Extracted entries:
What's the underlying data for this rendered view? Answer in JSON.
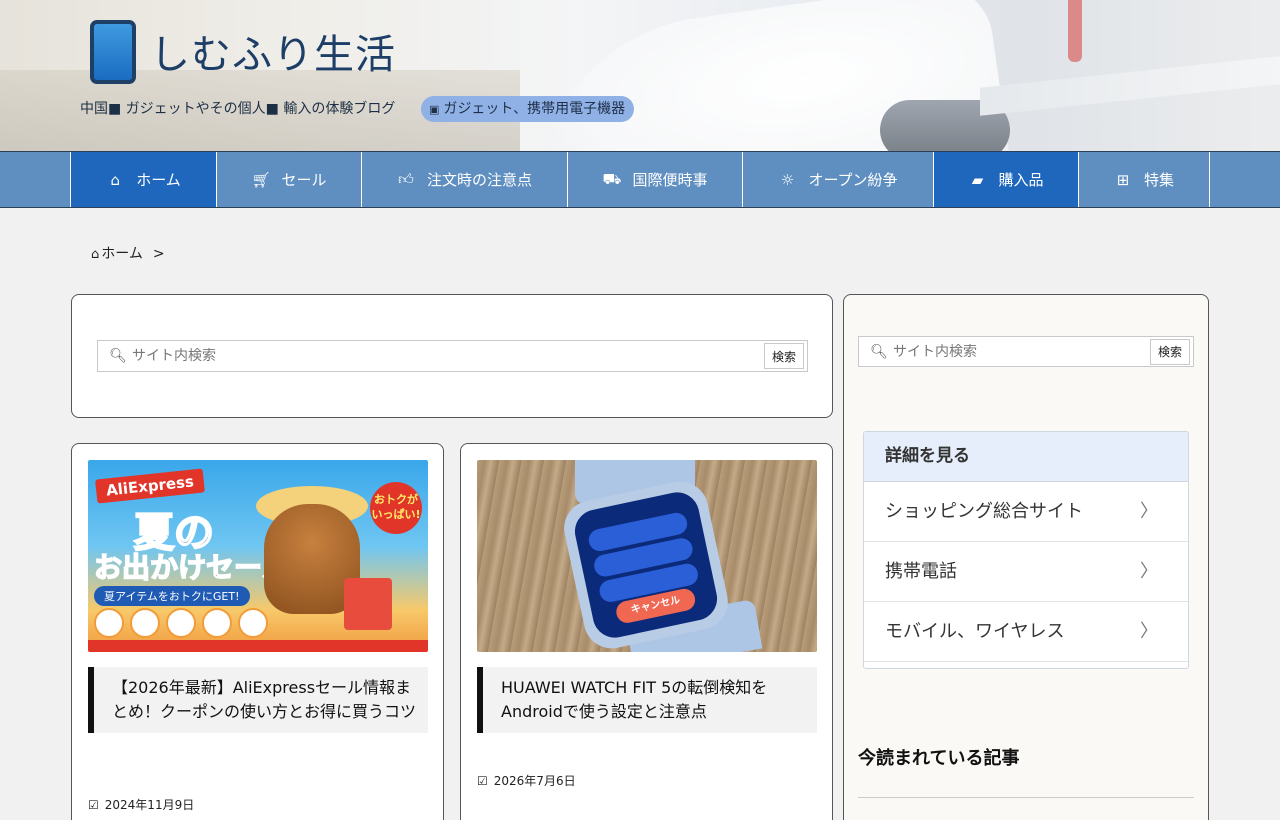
{
  "header": {
    "site_title": "しむふり生活",
    "tagline": "中国■ ガジェットやその個人■ 輸入の体験ブログ",
    "tag_chip": "ガジェット、携帯用電子機器",
    "tag_chip_icon": "image-icon"
  },
  "nav": {
    "items": [
      {
        "label": "ホーム",
        "icon": "home-icon",
        "glyph": "⌂"
      },
      {
        "label": "セール",
        "icon": "cart-icon",
        "glyph": "🛒"
      },
      {
        "label": "注文時の注意点",
        "icon": "thumbs-up-icon",
        "glyph": "👍"
      },
      {
        "label": "国際便時事",
        "icon": "truck-icon",
        "glyph": "🚚"
      },
      {
        "label": "オープン紛争",
        "icon": "lightbulb-icon",
        "glyph": "💡"
      },
      {
        "label": "購入品",
        "icon": "briefcase-icon",
        "glyph": "💼"
      },
      {
        "label": "特集",
        "icon": "gift-icon",
        "glyph": "🎁"
      }
    ],
    "active_color": "#1e67bd",
    "bar_color": "#5f8fc0"
  },
  "breadcrumb": {
    "home": "ホーム",
    "separator": ">"
  },
  "main_search": {
    "placeholder": "サイト内検索",
    "button": "検索"
  },
  "cards": [
    {
      "title": "【2026年最新】AliExpressセール情報まとめ！クーポンの使い方とお得に買うコツ",
      "date": "2024年11月9日",
      "thumb": {
        "brand": "AliExpress",
        "headline1": "夏の",
        "headline2": "お出かけセール",
        "strip": "夏アイテムをおトクにGET!",
        "badge": "おトクがいっぱい!"
      }
    },
    {
      "title": "HUAWEI WATCH FIT 5の転倒検知をAndroidで使う設定と注意点",
      "date": "2026年7月6日",
      "thumb": {
        "cancel_label": "キャンセル"
      }
    }
  ],
  "sidebar": {
    "search": {
      "placeholder": "サイト内検索",
      "button": "検索"
    },
    "menu_title": "詳細を見る",
    "menu_items": [
      "ショッピング総合サイト",
      "携帯電話",
      "モバイル、ワイヤレス"
    ],
    "popular_title": "今読まれている記事"
  }
}
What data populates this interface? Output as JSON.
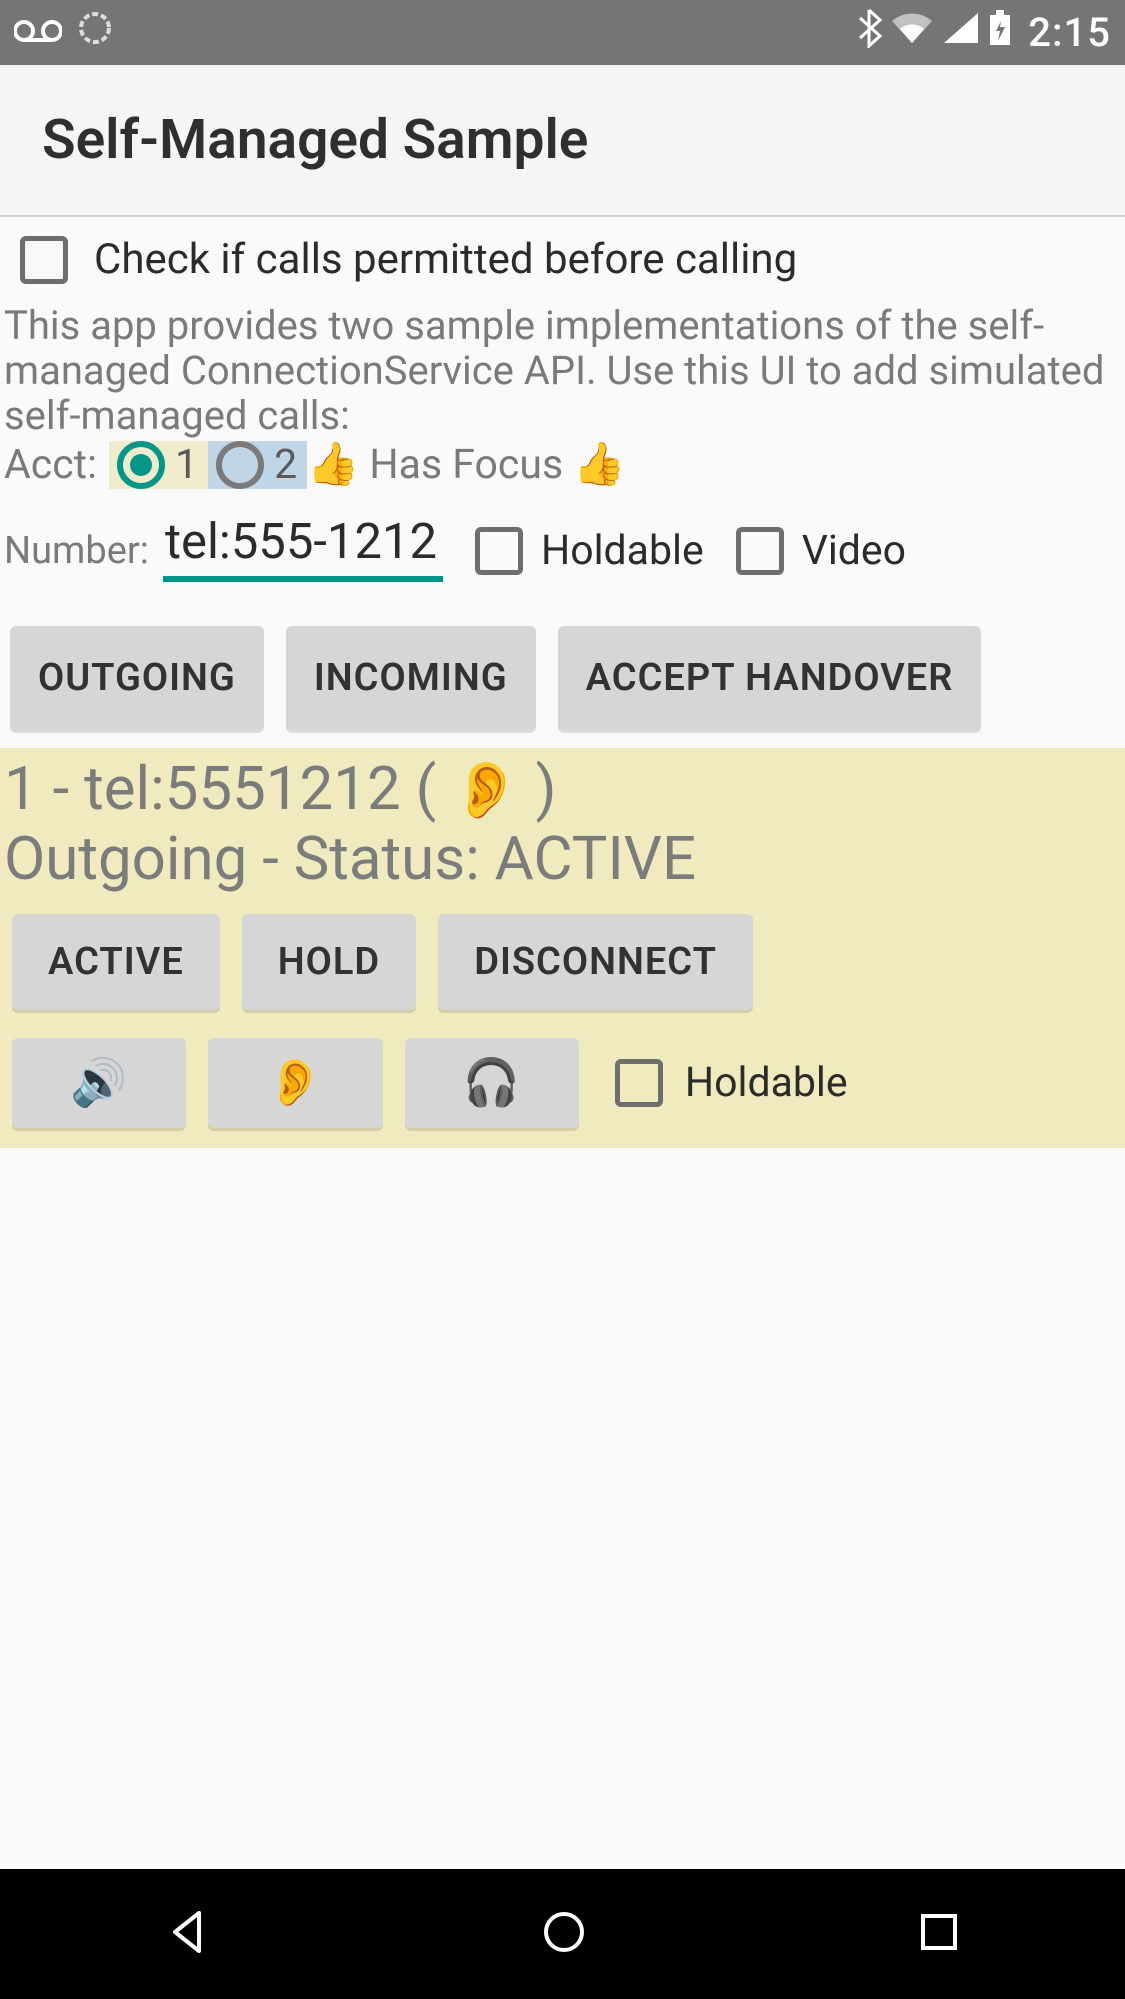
{
  "status_bar": {
    "time": "2:15",
    "icons": {
      "voicemail": "voicemail-icon",
      "sync": "sync-icon",
      "bluetooth": "bluetooth-icon",
      "wifi": "wifi-icon",
      "cell": "cell-signal-icon",
      "battery": "battery-charging-icon"
    }
  },
  "header": {
    "title": "Self-Managed Sample"
  },
  "permitted_checkbox": {
    "label": "Check if calls permitted before calling",
    "checked": false
  },
  "description": "This app provides two sample implementations of the self-managed ConnectionService API.  Use this UI to add simulated self-managed calls:",
  "acct": {
    "label": "Acct:",
    "options": [
      {
        "value": "1",
        "selected": true
      },
      {
        "value": "2",
        "selected": false
      }
    ],
    "focus_emoji": "👍",
    "focus_label": "Has Focus",
    "focus_emoji2": "👍"
  },
  "number": {
    "label": "Number:",
    "value": "tel:555-1212"
  },
  "holdable_top": {
    "label": "Holdable",
    "checked": false
  },
  "video_top": {
    "label": "Video",
    "checked": false
  },
  "buttons": {
    "outgoing": "OUTGOING",
    "incoming": "INCOMING",
    "accept_handover": "ACCEPT HANDOVER"
  },
  "call": {
    "line1_prefix": "1 - tel:5551212 ( ",
    "line1_emoji": "👂",
    "line1_suffix": " )",
    "line2": "Outgoing - Status: ACTIVE",
    "btn_active": "ACTIVE",
    "btn_hold": "HOLD",
    "btn_disconnect": "DISCONNECT",
    "btn_speaker_emoji": "🔊",
    "btn_earpiece_emoji": "👂",
    "btn_headset_emoji": "🎧",
    "holdable_label": "Holdable",
    "holdable_checked": false
  }
}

Problem: Every record above should be transcribed exactly; the pictures stay out of the copy.

Response for this exercise:
What's the underlying data for this rendered view? Answer in JSON.
{
  "header": {
    "site_title": "しむふり生活",
    "tagline": "中国■ ガジェットやその個人■ 輸入の体験ブログ",
    "tag_chip": "ガジェット、携帯用電子機器",
    "tag_chip_icon": "image-icon"
  },
  "nav": {
    "items": [
      {
        "label": "ホーム",
        "icon": "home-icon",
        "glyph": "⌂"
      },
      {
        "label": "セール",
        "icon": "cart-icon",
        "glyph": "🛒"
      },
      {
        "label": "注文時の注意点",
        "icon": "thumbs-up-icon",
        "glyph": "👍"
      },
      {
        "label": "国際便時事",
        "icon": "truck-icon",
        "glyph": "🚚"
      },
      {
        "label": "オープン紛争",
        "icon": "lightbulb-icon",
        "glyph": "💡"
      },
      {
        "label": "購入品",
        "icon": "briefcase-icon",
        "glyph": "💼"
      },
      {
        "label": "特集",
        "icon": "gift-icon",
        "glyph": "🎁"
      }
    ],
    "active_color": "#1e67bd",
    "bar_color": "#5f8fc0"
  },
  "breadcrumb": {
    "home": "ホーム",
    "separator": ">"
  },
  "main_search": {
    "placeholder": "サイト内検索",
    "button": "検索"
  },
  "cards": [
    {
      "title": "【2026年最新】AliExpressセール情報まとめ！クーポンの使い方とお得に買うコツ",
      "date": "2024年11月9日",
      "thumb": {
        "brand": "AliExpress",
        "headline1": "夏の",
        "headline2": "お出かけセール",
        "strip": "夏アイテムをおトクにGET!",
        "badge": "おトクがいっぱい!"
      }
    },
    {
      "title": "HUAWEI WATCH FIT 5の転倒検知をAndroidで使う設定と注意点",
      "date": "2026年7月6日",
      "thumb": {
        "cancel_label": "キャンセル"
      }
    }
  ],
  "sidebar": {
    "search": {
      "placeholder": "サイト内検索",
      "button": "検索"
    },
    "menu_title": "詳細を見る",
    "menu_items": [
      "ショッピング総合サイト",
      "携帯電話",
      "モバイル、ワイヤレス"
    ],
    "popular_title": "今読まれている記事"
  }
}
What data populates this interface? Output as JSON.
{
  "status_bar": {
    "time": "2:15",
    "icons": {
      "voicemail": "voicemail-icon",
      "sync": "sync-icon",
      "bluetooth": "bluetooth-icon",
      "wifi": "wifi-icon",
      "cell": "cell-signal-icon",
      "battery": "battery-charging-icon"
    }
  },
  "header": {
    "title": "Self-Managed Sample"
  },
  "permitted_checkbox": {
    "label": "Check if calls permitted before calling",
    "checked": false
  },
  "description": "This app provides two sample implementations of the self-managed ConnectionService API.  Use this UI to add simulated self-managed calls:",
  "acct": {
    "label": "Acct:",
    "options": [
      {
        "value": "1",
        "selected": true
      },
      {
        "value": "2",
        "selected": false
      }
    ],
    "focus_emoji": "👍",
    "focus_label": "Has Focus",
    "focus_emoji2": "👍"
  },
  "number": {
    "label": "Number:",
    "value": "tel:555-1212"
  },
  "holdable_top": {
    "label": "Holdable",
    "checked": false
  },
  "video_top": {
    "label": "Video",
    "checked": false
  },
  "buttons": {
    "outgoing": "OUTGOING",
    "incoming": "INCOMING",
    "accept_handover": "ACCEPT HANDOVER"
  },
  "call": {
    "line1_prefix": "1 - tel:5551212 ( ",
    "line1_emoji": "👂",
    "line1_suffix": " )",
    "line2": "Outgoing - Status: ACTIVE",
    "btn_active": "ACTIVE",
    "btn_hold": "HOLD",
    "btn_disconnect": "DISCONNECT",
    "btn_speaker_emoji": "🔊",
    "btn_earpiece_emoji": "👂",
    "btn_headset_emoji": "🎧",
    "holdable_label": "Holdable",
    "holdable_checked": false
  }
}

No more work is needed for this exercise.